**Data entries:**
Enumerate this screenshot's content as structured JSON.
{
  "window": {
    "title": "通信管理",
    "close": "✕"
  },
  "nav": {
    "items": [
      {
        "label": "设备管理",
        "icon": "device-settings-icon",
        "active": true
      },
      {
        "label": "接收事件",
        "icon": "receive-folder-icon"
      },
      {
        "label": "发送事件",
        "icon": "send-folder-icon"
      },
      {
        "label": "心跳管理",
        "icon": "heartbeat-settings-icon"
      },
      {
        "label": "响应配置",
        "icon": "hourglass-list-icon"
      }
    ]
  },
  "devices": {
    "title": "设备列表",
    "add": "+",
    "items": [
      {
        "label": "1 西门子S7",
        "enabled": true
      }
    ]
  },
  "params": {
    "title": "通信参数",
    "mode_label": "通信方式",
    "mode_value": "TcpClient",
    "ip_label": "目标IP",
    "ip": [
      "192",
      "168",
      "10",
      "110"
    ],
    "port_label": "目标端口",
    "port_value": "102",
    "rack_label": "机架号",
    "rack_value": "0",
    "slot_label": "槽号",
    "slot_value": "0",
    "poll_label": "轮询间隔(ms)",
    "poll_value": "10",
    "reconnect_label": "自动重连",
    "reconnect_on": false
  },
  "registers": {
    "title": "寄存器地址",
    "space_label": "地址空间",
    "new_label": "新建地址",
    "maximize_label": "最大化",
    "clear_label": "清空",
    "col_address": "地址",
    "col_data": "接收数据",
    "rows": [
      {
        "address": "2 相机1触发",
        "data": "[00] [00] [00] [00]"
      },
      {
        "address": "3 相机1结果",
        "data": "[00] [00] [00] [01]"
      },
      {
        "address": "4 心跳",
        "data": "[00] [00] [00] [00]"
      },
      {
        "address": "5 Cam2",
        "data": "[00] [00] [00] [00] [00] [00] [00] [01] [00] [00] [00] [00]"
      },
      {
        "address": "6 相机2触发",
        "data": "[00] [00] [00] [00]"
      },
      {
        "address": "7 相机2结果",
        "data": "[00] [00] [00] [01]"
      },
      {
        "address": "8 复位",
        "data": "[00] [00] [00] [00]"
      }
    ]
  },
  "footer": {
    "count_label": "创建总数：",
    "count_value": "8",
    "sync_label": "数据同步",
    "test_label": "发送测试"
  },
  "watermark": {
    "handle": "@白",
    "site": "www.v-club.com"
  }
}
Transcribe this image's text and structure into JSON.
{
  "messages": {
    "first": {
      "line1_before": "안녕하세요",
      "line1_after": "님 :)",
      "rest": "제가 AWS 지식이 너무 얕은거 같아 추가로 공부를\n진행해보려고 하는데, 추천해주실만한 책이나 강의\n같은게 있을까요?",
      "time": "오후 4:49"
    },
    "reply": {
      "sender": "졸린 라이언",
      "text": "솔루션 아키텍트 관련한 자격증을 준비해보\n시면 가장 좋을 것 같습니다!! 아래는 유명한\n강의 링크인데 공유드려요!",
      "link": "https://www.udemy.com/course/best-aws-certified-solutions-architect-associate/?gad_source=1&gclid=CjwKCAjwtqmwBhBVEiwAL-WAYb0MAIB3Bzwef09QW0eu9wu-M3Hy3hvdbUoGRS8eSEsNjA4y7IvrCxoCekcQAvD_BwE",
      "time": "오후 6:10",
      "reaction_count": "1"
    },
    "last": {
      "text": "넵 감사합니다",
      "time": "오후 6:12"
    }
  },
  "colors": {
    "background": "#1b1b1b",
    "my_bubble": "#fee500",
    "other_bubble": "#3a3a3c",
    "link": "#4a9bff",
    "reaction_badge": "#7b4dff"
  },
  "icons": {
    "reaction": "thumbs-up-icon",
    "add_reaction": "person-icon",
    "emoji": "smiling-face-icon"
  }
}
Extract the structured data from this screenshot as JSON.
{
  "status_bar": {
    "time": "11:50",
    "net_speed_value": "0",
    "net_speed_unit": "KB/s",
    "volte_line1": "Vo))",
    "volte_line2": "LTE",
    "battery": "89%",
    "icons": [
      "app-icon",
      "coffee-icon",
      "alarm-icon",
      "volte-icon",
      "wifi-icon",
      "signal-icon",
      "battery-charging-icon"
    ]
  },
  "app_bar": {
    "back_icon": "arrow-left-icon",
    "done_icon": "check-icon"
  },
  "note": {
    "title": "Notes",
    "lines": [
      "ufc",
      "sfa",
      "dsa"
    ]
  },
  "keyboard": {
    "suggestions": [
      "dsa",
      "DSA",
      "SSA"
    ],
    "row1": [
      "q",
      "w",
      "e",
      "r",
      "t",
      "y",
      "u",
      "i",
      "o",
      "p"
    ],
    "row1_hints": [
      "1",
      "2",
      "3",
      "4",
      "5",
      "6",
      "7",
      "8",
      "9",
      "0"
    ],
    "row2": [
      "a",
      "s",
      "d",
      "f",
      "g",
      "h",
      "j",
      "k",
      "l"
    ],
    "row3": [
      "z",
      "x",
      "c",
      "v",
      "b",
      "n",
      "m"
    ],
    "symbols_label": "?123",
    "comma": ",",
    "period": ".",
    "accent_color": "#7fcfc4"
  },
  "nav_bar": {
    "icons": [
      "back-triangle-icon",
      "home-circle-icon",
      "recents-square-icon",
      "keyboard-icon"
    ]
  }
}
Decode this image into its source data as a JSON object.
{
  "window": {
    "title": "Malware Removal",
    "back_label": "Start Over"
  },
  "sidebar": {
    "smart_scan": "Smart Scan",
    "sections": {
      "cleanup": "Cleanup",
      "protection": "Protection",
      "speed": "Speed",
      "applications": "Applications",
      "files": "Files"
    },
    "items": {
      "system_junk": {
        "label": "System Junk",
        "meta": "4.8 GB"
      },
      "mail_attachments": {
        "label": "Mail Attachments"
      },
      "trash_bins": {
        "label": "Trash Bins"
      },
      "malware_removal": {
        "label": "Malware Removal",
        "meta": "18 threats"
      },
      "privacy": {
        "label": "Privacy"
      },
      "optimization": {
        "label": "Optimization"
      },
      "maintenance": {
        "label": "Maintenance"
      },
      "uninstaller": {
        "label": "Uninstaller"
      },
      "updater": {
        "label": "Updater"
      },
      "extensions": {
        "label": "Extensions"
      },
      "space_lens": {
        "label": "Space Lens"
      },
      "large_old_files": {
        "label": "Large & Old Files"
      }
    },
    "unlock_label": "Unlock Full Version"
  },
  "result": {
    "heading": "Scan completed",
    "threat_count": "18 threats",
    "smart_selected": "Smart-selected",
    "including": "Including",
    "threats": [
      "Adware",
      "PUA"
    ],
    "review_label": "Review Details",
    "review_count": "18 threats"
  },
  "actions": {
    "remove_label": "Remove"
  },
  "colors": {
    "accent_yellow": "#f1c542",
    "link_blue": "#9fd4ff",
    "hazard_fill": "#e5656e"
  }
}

**Exercise prompt:**
Reproduce the complete set of lines precisely as supplied.

**Complete answer:**
Enumerate this screenshot's content as structured JSON.
{
  "window": {
    "title": "通信管理",
    "close": "✕"
  },
  "nav": {
    "items": [
      {
        "label": "设备管理",
        "icon": "device-settings-icon",
        "active": true
      },
      {
        "label": "接收事件",
        "icon": "receive-folder-icon"
      },
      {
        "label": "发送事件",
        "icon": "send-folder-icon"
      },
      {
        "label": "心跳管理",
        "icon": "heartbeat-settings-icon"
      },
      {
        "label": "响应配置",
        "icon": "hourglass-list-icon"
      }
    ]
  },
  "devices": {
    "title": "设备列表",
    "add": "+",
    "items": [
      {
        "label": "1 西门子S7",
        "enabled": true
      }
    ]
  },
  "params": {
    "title": "通信参数",
    "mode_label": "通信方式",
    "mode_value": "TcpClient",
    "ip_label": "目标IP",
    "ip": [
      "192",
      "168",
      "10",
      "110"
    ],
    "port_label": "目标端口",
    "port_value": "102",
    "rack_label": "机架号",
    "rack_value": "0",
    "slot_label": "槽号",
    "slot_value": "0",
    "poll_label": "轮询间隔(ms)",
    "poll_value": "10",
    "reconnect_label": "自动重连",
    "reconnect_on": false
  },
  "registers": {
    "title": "寄存器地址",
    "space_label": "地址空间",
    "new_label": "新建地址",
    "maximize_label": "最大化",
    "clear_label": "清空",
    "col_address": "地址",
    "col_data": "接收数据",
    "rows": [
      {
        "address": "2 相机1触发",
        "data": "[00] [00] [00] [00]"
      },
      {
        "address": "3 相机1结果",
        "data": "[00] [00] [00] [01]"
      },
      {
        "address": "4 心跳",
        "data": "[00] [00] [00] [00]"
      },
      {
        "address": "5 Cam2",
        "data": "[00] [00] [00] [00] [00] [00] [00] [01] [00] [00] [00] [00]"
      },
      {
        "address": "6 相机2触发",
        "data": "[00] [00] [00] [00]"
      },
      {
        "address": "7 相机2结果",
        "data": "[00] [00] [00] [01]"
      },
      {
        "address": "8 复位",
        "data": "[00] [00] [00] [00]"
      }
    ]
  },
  "footer": {
    "count_label": "创建总数：",
    "count_value": "8",
    "sync_label": "数据同步",
    "test_label": "发送测试"
  },
  "watermark": {
    "handle": "@白",
    "site": "www.v-club.com"
  }
}
Transcribe this image's text and structure into JSON.
{
  "messages": {
    "first": {
      "line1_before": "안녕하세요",
      "line1_after": "님 :)",
      "rest": "제가 AWS 지식이 너무 얕은거 같아 추가로 공부를\n진행해보려고 하는데, 추천해주실만한 책이나 강의\n같은게 있을까요?",
      "time": "오후 4:49"
    },
    "reply": {
      "sender": "졸린 라이언",
      "text": "솔루션 아키텍트 관련한 자격증을 준비해보\n시면 가장 좋을 것 같습니다!! 아래는 유명한\n강의 링크인데 공유드려요!",
      "link": "https://www.udemy.com/course/best-aws-certified-solutions-architect-associate/?gad_source=1&gclid=CjwKCAjwtqmwBhBVEiwAL-WAYb0MAIB3Bzwef09QW0eu9wu-M3Hy3hvdbUoGRS8eSEsNjA4y7IvrCxoCekcQAvD_BwE",
      "time": "오후 6:10",
      "reaction_count": "1"
    },
    "last": {
      "text": "넵 감사합니다",
      "time": "오후 6:12"
    }
  },
  "colors": {
    "background": "#1b1b1b",
    "my_bubble": "#fee500",
    "other_bubble": "#3a3a3c",
    "link": "#4a9bff",
    "reaction_badge": "#7b4dff"
  },
  "icons": {
    "reaction": "thumbs-up-icon",
    "add_reaction": "person-icon",
    "emoji": "smiling-face-icon"
  }
}
Extract the structured data from this screenshot as JSON.
{
  "status_bar": {
    "time": "11:50",
    "net_speed_value": "0",
    "net_speed_unit": "KB/s",
    "volte_line1": "Vo))",
    "volte_line2": "LTE",
    "battery": "89%",
    "icons": [
      "app-icon",
      "coffee-icon",
      "alarm-icon",
      "volte-icon",
      "wifi-icon",
      "signal-icon",
      "battery-charging-icon"
    ]
  },
  "app_bar": {
    "back_icon": "arrow-left-icon",
    "done_icon": "check-icon"
  },
  "note": {
    "title": "Notes",
    "lines": [
      "ufc",
      "sfa",
      "dsa"
    ]
  },
  "keyboard": {
    "suggestions": [
      "dsa",
      "DSA",
      "SSA"
    ],
    "row1": [
      "q",
      "w",
      "e",
      "r",
      "t",
      "y",
      "u",
      "i",
      "o",
      "p"
    ],
    "row1_hints": [
      "1",
      "2",
      "3",
      "4",
      "5",
      "6",
      "7",
      "8",
      "9",
      "0"
    ],
    "row2": [
      "a",
      "s",
      "d",
      "f",
      "g",
      "h",
      "j",
      "k",
      "l"
    ],
    "row3": [
      "z",
      "x",
      "c",
      "v",
      "b",
      "n",
      "m"
    ],
    "symbols_label": "?123",
    "comma": ",",
    "period": ".",
    "accent_color": "#7fcfc4"
  },
  "nav_bar": {
    "icons": [
      "back-triangle-icon",
      "home-circle-icon",
      "recents-square-icon",
      "keyboard-icon"
    ]
  }
}
Decode this image into its source data as a JSON object.
{
  "window": {
    "title": "Malware Removal",
    "back_label": "Start Over"
  },
  "sidebar": {
    "smart_scan": "Smart Scan",
    "sections": {
      "cleanup": "Cleanup",
      "protection": "Protection",
      "speed": "Speed",
      "applications": "Applications",
      "files": "Files"
    },
    "items": {
      "system_junk": {
        "label": "System Junk",
        "meta": "4.8 GB"
      },
      "mail_attachments": {
        "label": "Mail Attachments"
      },
      "trash_bins": {
        "label": "Trash Bins"
      },
      "malware_removal": {
        "label": "Malware Removal",
        "meta": "18 threats"
      },
      "privacy": {
        "label": "Privacy"
      },
      "optimization": {
        "label": "Optimization"
      },
      "maintenance": {
        "label": "Maintenance"
      },
      "uninstaller": {
        "label": "Uninstaller"
      },
      "updater": {
        "label": "Updater"
      },
      "extensions": {
        "label": "Extensions"
      },
      "space_lens": {
        "label": "Space Lens"
      },
      "large_old_files": {
        "label": "Large & Old Files"
      }
    },
    "unlock_label": "Unlock Full Version"
  },
  "result": {
    "heading": "Scan completed",
    "threat_count": "18 threats",
    "smart_selected": "Smart-selected",
    "including": "Including",
    "threats": [
      "Adware",
      "PUA"
    ],
    "review_label": "Review Details",
    "review_count": "18 threats"
  },
  "actions": {
    "remove_label": "Remove"
  },
  "colors": {
    "accent_yellow": "#f1c542",
    "link_blue": "#9fd4ff",
    "hazard_fill": "#e5656e"
  }
}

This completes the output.